= EXERCISE PROMPT =
Note how many lines include the word "detached", and give that number by itself.

= EXTRACTED DATA =
════════════════

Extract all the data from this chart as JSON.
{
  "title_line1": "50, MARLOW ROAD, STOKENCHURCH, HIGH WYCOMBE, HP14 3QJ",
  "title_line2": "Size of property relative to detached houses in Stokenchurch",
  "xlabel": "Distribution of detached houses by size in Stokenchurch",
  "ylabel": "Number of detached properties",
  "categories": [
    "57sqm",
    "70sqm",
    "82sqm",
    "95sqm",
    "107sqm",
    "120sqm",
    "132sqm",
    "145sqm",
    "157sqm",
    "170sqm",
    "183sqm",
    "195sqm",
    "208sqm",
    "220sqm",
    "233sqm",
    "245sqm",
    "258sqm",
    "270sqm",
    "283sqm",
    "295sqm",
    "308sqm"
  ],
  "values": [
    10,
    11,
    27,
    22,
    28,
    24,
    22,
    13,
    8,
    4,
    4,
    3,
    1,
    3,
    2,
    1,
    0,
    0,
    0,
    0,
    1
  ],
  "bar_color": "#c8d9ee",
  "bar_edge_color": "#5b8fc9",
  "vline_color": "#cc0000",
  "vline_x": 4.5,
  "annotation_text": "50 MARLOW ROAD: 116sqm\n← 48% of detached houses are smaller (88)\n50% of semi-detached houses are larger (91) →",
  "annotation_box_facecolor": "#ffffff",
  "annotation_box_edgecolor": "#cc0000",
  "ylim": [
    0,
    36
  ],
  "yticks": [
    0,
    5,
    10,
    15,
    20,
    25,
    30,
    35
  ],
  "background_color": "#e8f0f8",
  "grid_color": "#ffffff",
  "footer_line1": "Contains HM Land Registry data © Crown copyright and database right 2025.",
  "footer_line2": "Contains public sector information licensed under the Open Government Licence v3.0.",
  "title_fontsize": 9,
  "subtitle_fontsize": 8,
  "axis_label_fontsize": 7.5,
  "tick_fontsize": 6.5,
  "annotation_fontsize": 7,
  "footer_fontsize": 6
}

════════════════

= CORRECT OUTPUT =
4